(Stored data entries)

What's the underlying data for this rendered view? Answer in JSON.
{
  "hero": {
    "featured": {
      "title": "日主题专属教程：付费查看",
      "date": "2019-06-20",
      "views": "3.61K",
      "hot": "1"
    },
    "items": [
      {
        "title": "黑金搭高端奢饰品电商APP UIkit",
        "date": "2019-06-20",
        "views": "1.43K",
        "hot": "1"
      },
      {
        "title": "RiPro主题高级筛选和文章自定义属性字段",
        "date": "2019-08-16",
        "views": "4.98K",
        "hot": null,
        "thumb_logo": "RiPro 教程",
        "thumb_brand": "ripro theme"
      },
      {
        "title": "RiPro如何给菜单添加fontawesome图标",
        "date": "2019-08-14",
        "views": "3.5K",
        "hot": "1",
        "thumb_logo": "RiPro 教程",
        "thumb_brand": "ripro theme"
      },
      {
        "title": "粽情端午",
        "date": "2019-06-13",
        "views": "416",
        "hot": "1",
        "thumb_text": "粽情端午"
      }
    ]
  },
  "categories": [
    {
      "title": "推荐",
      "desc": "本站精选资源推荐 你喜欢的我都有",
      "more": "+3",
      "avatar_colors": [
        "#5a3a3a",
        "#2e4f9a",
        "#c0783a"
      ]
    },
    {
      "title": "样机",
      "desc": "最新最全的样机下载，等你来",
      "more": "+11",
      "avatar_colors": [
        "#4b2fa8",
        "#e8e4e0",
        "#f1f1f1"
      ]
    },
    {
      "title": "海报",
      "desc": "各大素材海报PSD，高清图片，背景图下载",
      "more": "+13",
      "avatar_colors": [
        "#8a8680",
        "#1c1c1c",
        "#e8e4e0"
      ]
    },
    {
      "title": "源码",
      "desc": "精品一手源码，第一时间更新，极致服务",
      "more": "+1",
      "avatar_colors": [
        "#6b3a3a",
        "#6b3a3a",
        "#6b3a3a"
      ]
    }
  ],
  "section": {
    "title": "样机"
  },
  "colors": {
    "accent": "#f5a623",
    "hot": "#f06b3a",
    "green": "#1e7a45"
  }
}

◆ **EXERCISE AIM**
Tally the lines containing "desc". Provide the number without any other words.

◆ **TASK SOLUTION**
4